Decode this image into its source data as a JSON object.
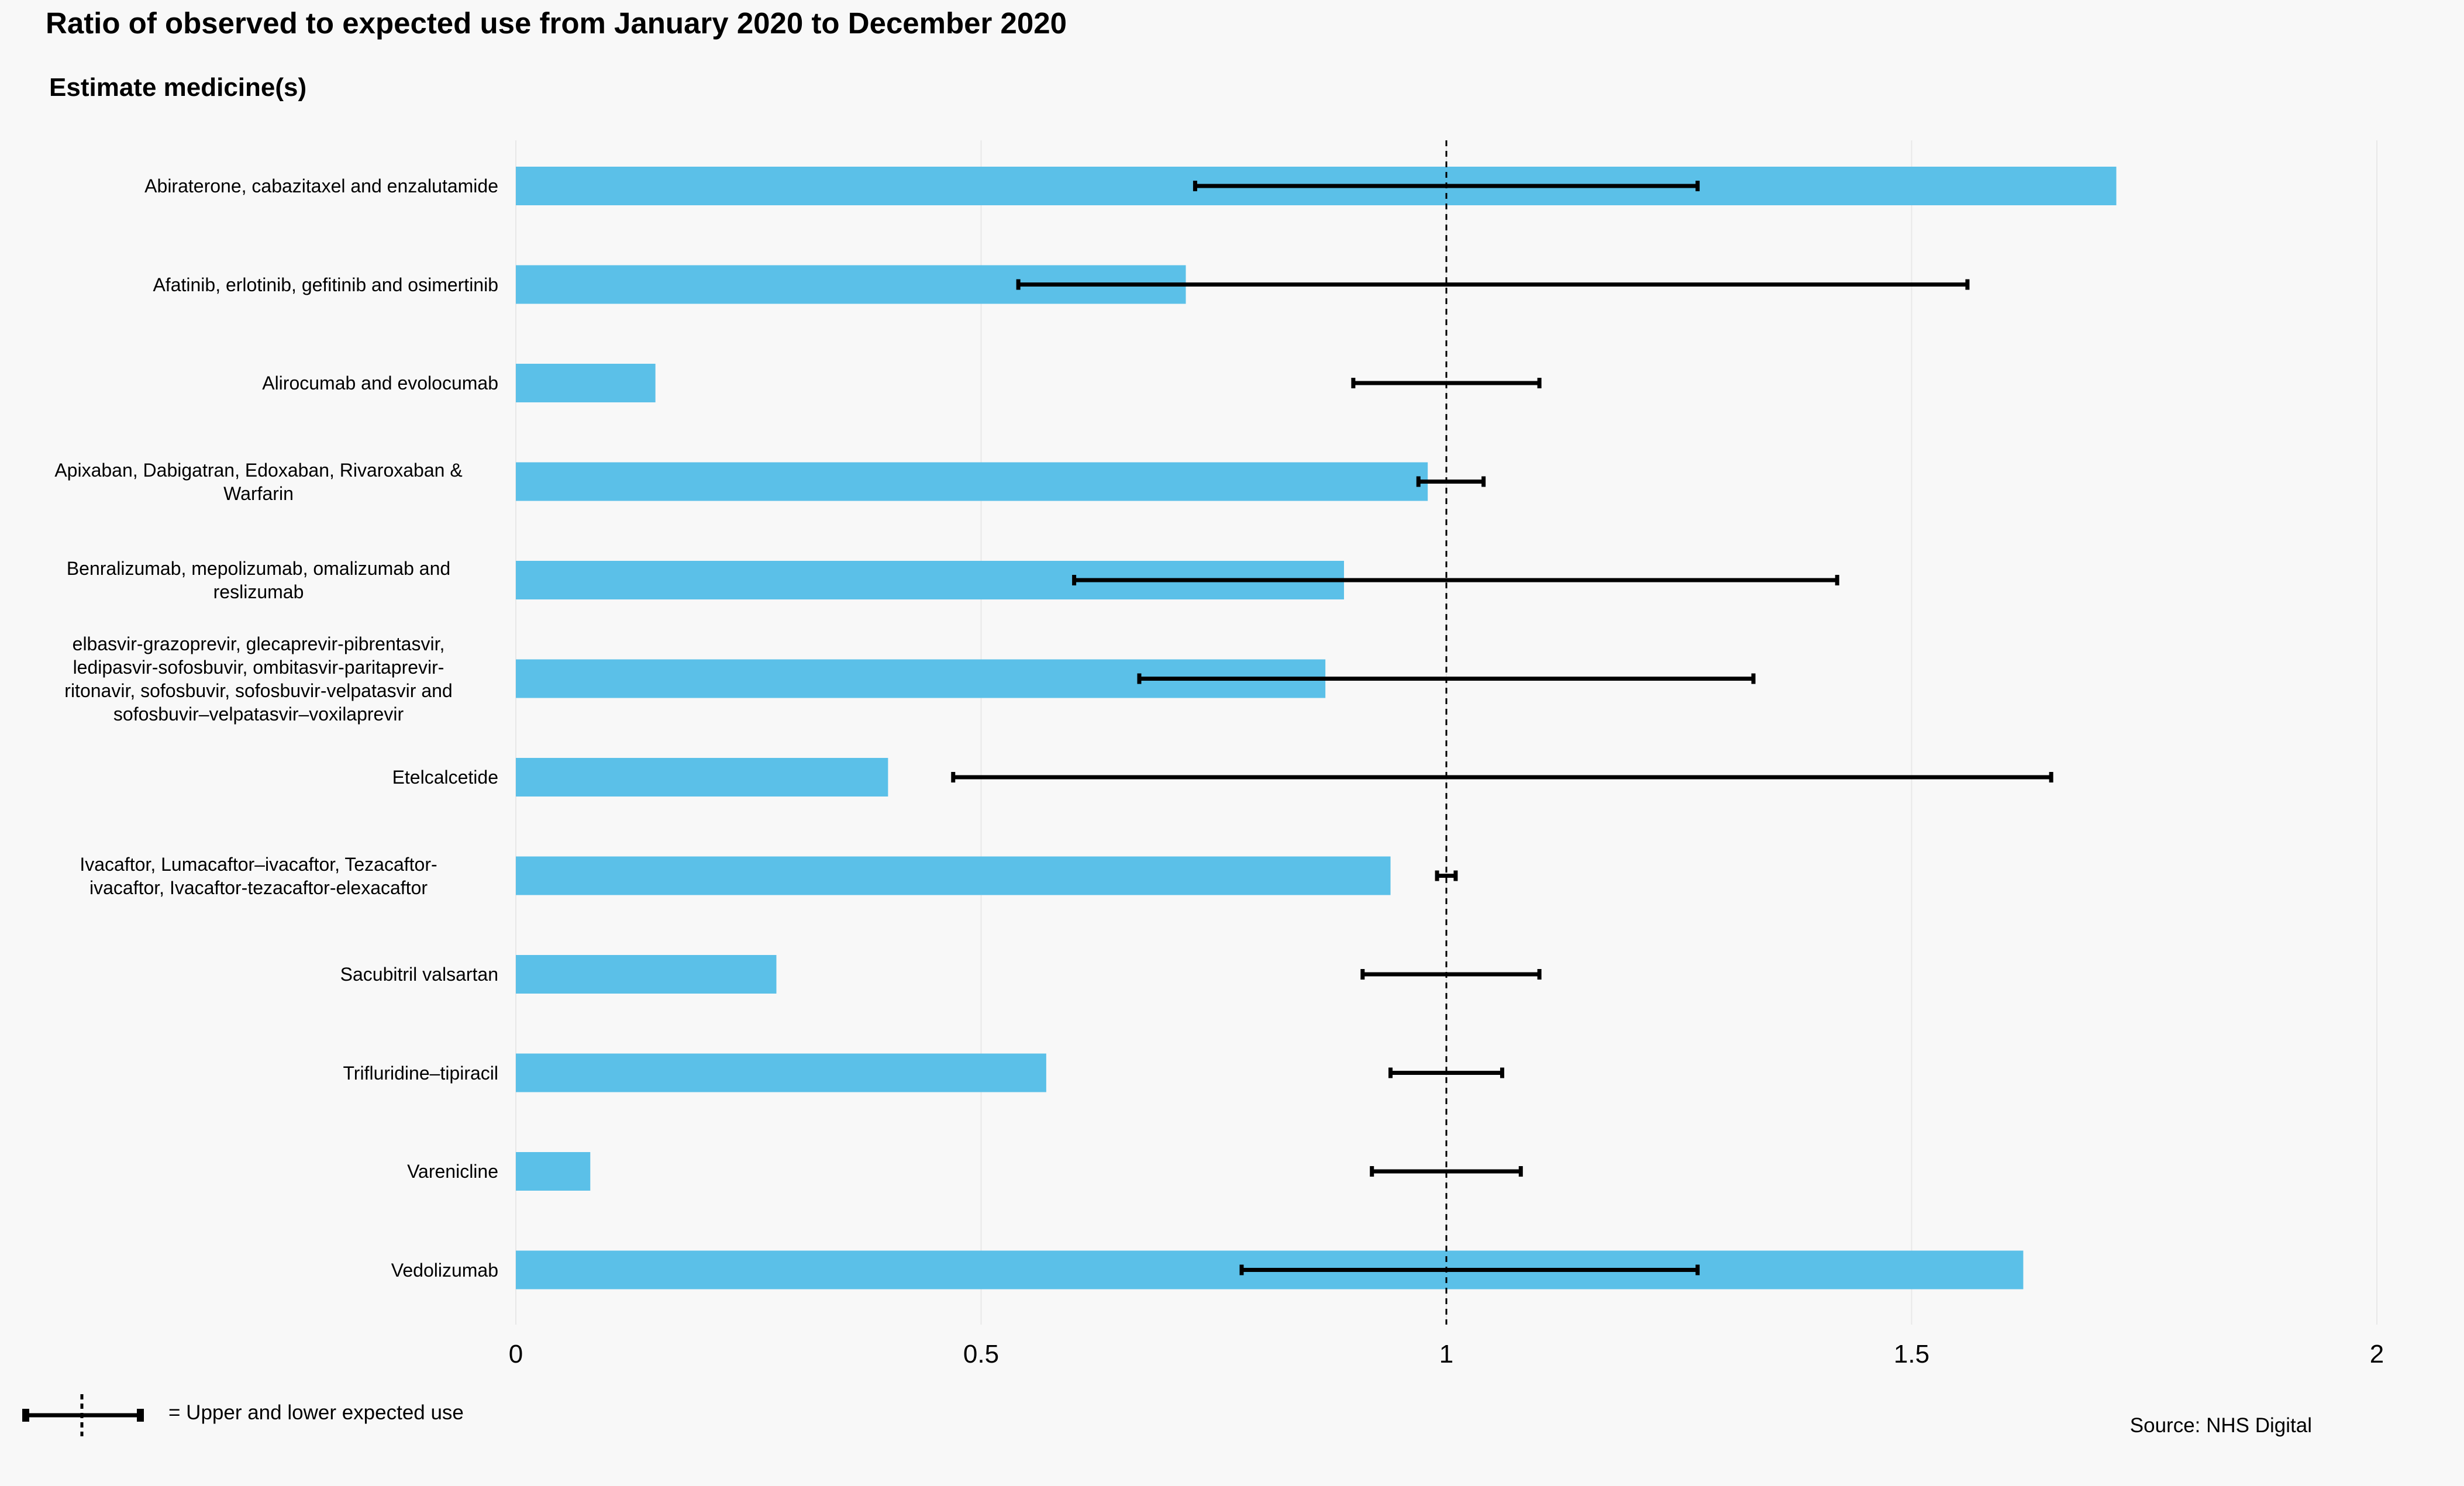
{
  "title": "Ratio of observed to expected use from January 2020 to December 2020",
  "subtitle": "Estimate medicine(s)",
  "source": "Source: NHS Digital",
  "legend": {
    "label": "= Upper and lower expected use",
    "icon": "error-bar-icon"
  },
  "colors": {
    "bar": "#5bc0e8",
    "error_bar": "#000000",
    "background": "#f8f8f8",
    "gridline": "#e8e8e8"
  },
  "chart_data": {
    "type": "bar",
    "orientation": "horizontal",
    "title": "Ratio of observed to expected use from January 2020 to December 2020",
    "subtitle": "Estimate medicine(s)",
    "xlim": [
      0,
      2
    ],
    "xticks": [
      "0",
      "0.5",
      "1",
      "1.5",
      "2"
    ],
    "xtick_values": [
      0,
      0.5,
      1,
      1.5,
      2
    ],
    "reference_line": 1,
    "grid": "vertical",
    "legend_position": "bottom-left",
    "categories": [
      [
        "Abiraterone, cabazitaxel and enzalutamide"
      ],
      [
        "Afatinib, erlotinib, gefitinib and osimertinib"
      ],
      [
        "Alirocumab and evolocumab"
      ],
      [
        "Apixaban, Dabigatran, Edoxaban, Rivaroxaban &",
        "Warfarin"
      ],
      [
        "Benralizumab, mepolizumab, omalizumab and",
        "reslizumab"
      ],
      [
        "elbasvir-grazoprevir, glecaprevir-pibrentasvir,",
        "ledipasvir-sofosbuvir, ombitasvir-paritaprevir-",
        "ritonavir, sofosbuvir, sofosbuvir-velpatasvir and",
        "sofosbuvir–velpatasvir–voxilaprevir"
      ],
      [
        "Etelcalcetide"
      ],
      [
        "Ivacaftor, Lumacaftor–ivacaftor, Tezacaftor-",
        "ivacaftor, Ivacaftor-tezacaftor-elexacaftor"
      ],
      [
        "Sacubitril valsartan"
      ],
      [
        "Trifluridine–tipiracil"
      ],
      [
        "Varenicline"
      ],
      [
        "Vedolizumab"
      ]
    ],
    "values": [
      1.72,
      0.72,
      0.15,
      0.98,
      0.89,
      0.87,
      0.4,
      0.94,
      0.28,
      0.57,
      0.08,
      1.62
    ],
    "lower": [
      0.73,
      0.54,
      0.9,
      0.97,
      0.6,
      0.67,
      0.47,
      0.99,
      0.91,
      0.94,
      0.92,
      0.78
    ],
    "upper": [
      1.27,
      1.56,
      1.1,
      1.04,
      1.42,
      1.33,
      1.65,
      1.01,
      1.1,
      1.06,
      1.08,
      1.27
    ]
  }
}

○ ○ ○ ○ ○ ○ ○

What to do: Leave out all images, then reproduce the entries above exactly.

Worked solution:
Decode this image into its source data as a JSON object.
{
  "title": "Ratio of observed to expected use from January 2020 to December 2020",
  "subtitle": "Estimate medicine(s)",
  "source": "Source: NHS Digital",
  "legend": {
    "label": "= Upper and lower expected use",
    "icon": "error-bar-icon"
  },
  "colors": {
    "bar": "#5bc0e8",
    "error_bar": "#000000",
    "background": "#f8f8f8",
    "gridline": "#e8e8e8"
  },
  "chart_data": {
    "type": "bar",
    "orientation": "horizontal",
    "title": "Ratio of observed to expected use from January 2020 to December 2020",
    "subtitle": "Estimate medicine(s)",
    "xlim": [
      0,
      2
    ],
    "xticks": [
      "0",
      "0.5",
      "1",
      "1.5",
      "2"
    ],
    "xtick_values": [
      0,
      0.5,
      1,
      1.5,
      2
    ],
    "reference_line": 1,
    "grid": "vertical",
    "legend_position": "bottom-left",
    "categories": [
      [
        "Abiraterone, cabazitaxel and enzalutamide"
      ],
      [
        "Afatinib, erlotinib, gefitinib and osimertinib"
      ],
      [
        "Alirocumab and evolocumab"
      ],
      [
        "Apixaban, Dabigatran, Edoxaban, Rivaroxaban &",
        "Warfarin"
      ],
      [
        "Benralizumab, mepolizumab, omalizumab and",
        "reslizumab"
      ],
      [
        "elbasvir-grazoprevir, glecaprevir-pibrentasvir,",
        "ledipasvir-sofosbuvir, ombitasvir-paritaprevir-",
        "ritonavir, sofosbuvir, sofosbuvir-velpatasvir and",
        "sofosbuvir–velpatasvir–voxilaprevir"
      ],
      [
        "Etelcalcetide"
      ],
      [
        "Ivacaftor, Lumacaftor–ivacaftor, Tezacaftor-",
        "ivacaftor, Ivacaftor-tezacaftor-elexacaftor"
      ],
      [
        "Sacubitril valsartan"
      ],
      [
        "Trifluridine–tipiracil"
      ],
      [
        "Varenicline"
      ],
      [
        "Vedolizumab"
      ]
    ],
    "values": [
      1.72,
      0.72,
      0.15,
      0.98,
      0.89,
      0.87,
      0.4,
      0.94,
      0.28,
      0.57,
      0.08,
      1.62
    ],
    "lower": [
      0.73,
      0.54,
      0.9,
      0.97,
      0.6,
      0.67,
      0.47,
      0.99,
      0.91,
      0.94,
      0.92,
      0.78
    ],
    "upper": [
      1.27,
      1.56,
      1.1,
      1.04,
      1.42,
      1.33,
      1.65,
      1.01,
      1.1,
      1.06,
      1.08,
      1.27
    ]
  }
}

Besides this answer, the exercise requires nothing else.